Provided data —
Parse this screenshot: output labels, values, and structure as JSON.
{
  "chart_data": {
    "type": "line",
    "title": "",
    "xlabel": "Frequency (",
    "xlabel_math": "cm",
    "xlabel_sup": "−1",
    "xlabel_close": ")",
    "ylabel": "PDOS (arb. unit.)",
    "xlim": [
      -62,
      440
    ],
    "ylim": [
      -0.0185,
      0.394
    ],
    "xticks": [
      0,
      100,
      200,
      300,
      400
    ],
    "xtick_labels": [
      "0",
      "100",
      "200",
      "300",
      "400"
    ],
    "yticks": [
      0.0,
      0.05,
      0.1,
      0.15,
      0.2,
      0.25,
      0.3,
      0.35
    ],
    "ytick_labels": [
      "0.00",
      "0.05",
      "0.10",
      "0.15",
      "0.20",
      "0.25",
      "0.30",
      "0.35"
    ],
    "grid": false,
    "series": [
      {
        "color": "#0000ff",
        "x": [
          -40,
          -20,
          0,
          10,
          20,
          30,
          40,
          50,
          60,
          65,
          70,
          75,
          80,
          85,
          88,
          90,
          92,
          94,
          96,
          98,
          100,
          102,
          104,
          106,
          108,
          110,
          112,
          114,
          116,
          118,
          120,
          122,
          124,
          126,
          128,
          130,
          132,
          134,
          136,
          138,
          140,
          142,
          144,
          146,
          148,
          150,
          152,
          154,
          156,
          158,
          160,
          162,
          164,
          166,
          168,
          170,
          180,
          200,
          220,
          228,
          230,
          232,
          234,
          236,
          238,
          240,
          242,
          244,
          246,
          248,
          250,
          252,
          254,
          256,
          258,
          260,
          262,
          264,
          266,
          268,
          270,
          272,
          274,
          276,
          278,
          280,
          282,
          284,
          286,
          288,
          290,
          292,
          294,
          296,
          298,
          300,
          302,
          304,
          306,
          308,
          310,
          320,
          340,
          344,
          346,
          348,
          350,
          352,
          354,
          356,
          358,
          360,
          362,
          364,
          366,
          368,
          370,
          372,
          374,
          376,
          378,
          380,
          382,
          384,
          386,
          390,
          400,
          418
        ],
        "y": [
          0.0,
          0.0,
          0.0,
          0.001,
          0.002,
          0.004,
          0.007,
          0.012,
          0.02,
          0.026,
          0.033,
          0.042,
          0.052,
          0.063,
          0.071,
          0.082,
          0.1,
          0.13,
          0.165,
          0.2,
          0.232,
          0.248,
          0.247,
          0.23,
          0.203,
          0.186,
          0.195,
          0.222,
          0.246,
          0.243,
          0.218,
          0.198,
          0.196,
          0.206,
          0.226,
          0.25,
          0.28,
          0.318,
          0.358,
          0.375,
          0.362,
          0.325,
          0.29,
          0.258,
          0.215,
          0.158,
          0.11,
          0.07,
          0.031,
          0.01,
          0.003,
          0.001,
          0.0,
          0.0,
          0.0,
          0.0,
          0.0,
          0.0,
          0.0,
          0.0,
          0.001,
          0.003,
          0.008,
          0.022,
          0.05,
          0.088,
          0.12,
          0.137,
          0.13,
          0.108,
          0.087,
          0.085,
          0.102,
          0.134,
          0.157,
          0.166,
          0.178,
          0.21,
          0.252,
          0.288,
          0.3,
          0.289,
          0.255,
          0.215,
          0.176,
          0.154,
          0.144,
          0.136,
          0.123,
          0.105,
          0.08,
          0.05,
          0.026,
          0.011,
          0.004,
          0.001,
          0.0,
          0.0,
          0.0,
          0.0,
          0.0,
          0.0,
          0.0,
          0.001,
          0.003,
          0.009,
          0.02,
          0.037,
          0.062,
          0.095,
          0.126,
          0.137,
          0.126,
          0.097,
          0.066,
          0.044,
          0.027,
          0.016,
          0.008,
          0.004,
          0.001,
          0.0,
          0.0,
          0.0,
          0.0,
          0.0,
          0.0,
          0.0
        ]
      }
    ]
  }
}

Objective — Give the listing above again, word for word.

The response —
Parse this screenshot: output labels, values, and structure as JSON.
{
  "chart_data": {
    "type": "line",
    "title": "",
    "xlabel": "Frequency (",
    "xlabel_math": "cm",
    "xlabel_sup": "−1",
    "xlabel_close": ")",
    "ylabel": "PDOS (arb. unit.)",
    "xlim": [
      -62,
      440
    ],
    "ylim": [
      -0.0185,
      0.394
    ],
    "xticks": [
      0,
      100,
      200,
      300,
      400
    ],
    "xtick_labels": [
      "0",
      "100",
      "200",
      "300",
      "400"
    ],
    "yticks": [
      0.0,
      0.05,
      0.1,
      0.15,
      0.2,
      0.25,
      0.3,
      0.35
    ],
    "ytick_labels": [
      "0.00",
      "0.05",
      "0.10",
      "0.15",
      "0.20",
      "0.25",
      "0.30",
      "0.35"
    ],
    "grid": false,
    "series": [
      {
        "color": "#0000ff",
        "x": [
          -40,
          -20,
          0,
          10,
          20,
          30,
          40,
          50,
          60,
          65,
          70,
          75,
          80,
          85,
          88,
          90,
          92,
          94,
          96,
          98,
          100,
          102,
          104,
          106,
          108,
          110,
          112,
          114,
          116,
          118,
          120,
          122,
          124,
          126,
          128,
          130,
          132,
          134,
          136,
          138,
          140,
          142,
          144,
          146,
          148,
          150,
          152,
          154,
          156,
          158,
          160,
          162,
          164,
          166,
          168,
          170,
          180,
          200,
          220,
          228,
          230,
          232,
          234,
          236,
          238,
          240,
          242,
          244,
          246,
          248,
          250,
          252,
          254,
          256,
          258,
          260,
          262,
          264,
          266,
          268,
          270,
          272,
          274,
          276,
          278,
          280,
          282,
          284,
          286,
          288,
          290,
          292,
          294,
          296,
          298,
          300,
          302,
          304,
          306,
          308,
          310,
          320,
          340,
          344,
          346,
          348,
          350,
          352,
          354,
          356,
          358,
          360,
          362,
          364,
          366,
          368,
          370,
          372,
          374,
          376,
          378,
          380,
          382,
          384,
          386,
          390,
          400,
          418
        ],
        "y": [
          0.0,
          0.0,
          0.0,
          0.001,
          0.002,
          0.004,
          0.007,
          0.012,
          0.02,
          0.026,
          0.033,
          0.042,
          0.052,
          0.063,
          0.071,
          0.082,
          0.1,
          0.13,
          0.165,
          0.2,
          0.232,
          0.248,
          0.247,
          0.23,
          0.203,
          0.186,
          0.195,
          0.222,
          0.246,
          0.243,
          0.218,
          0.198,
          0.196,
          0.206,
          0.226,
          0.25,
          0.28,
          0.318,
          0.358,
          0.375,
          0.362,
          0.325,
          0.29,
          0.258,
          0.215,
          0.158,
          0.11,
          0.07,
          0.031,
          0.01,
          0.003,
          0.001,
          0.0,
          0.0,
          0.0,
          0.0,
          0.0,
          0.0,
          0.0,
          0.0,
          0.001,
          0.003,
          0.008,
          0.022,
          0.05,
          0.088,
          0.12,
          0.137,
          0.13,
          0.108,
          0.087,
          0.085,
          0.102,
          0.134,
          0.157,
          0.166,
          0.178,
          0.21,
          0.252,
          0.288,
          0.3,
          0.289,
          0.255,
          0.215,
          0.176,
          0.154,
          0.144,
          0.136,
          0.123,
          0.105,
          0.08,
          0.05,
          0.026,
          0.011,
          0.004,
          0.001,
          0.0,
          0.0,
          0.0,
          0.0,
          0.0,
          0.0,
          0.0,
          0.001,
          0.003,
          0.009,
          0.02,
          0.037,
          0.062,
          0.095,
          0.126,
          0.137,
          0.126,
          0.097,
          0.066,
          0.044,
          0.027,
          0.016,
          0.008,
          0.004,
          0.001,
          0.0,
          0.0,
          0.0,
          0.0,
          0.0,
          0.0,
          0.0
        ]
      }
    ]
  }
}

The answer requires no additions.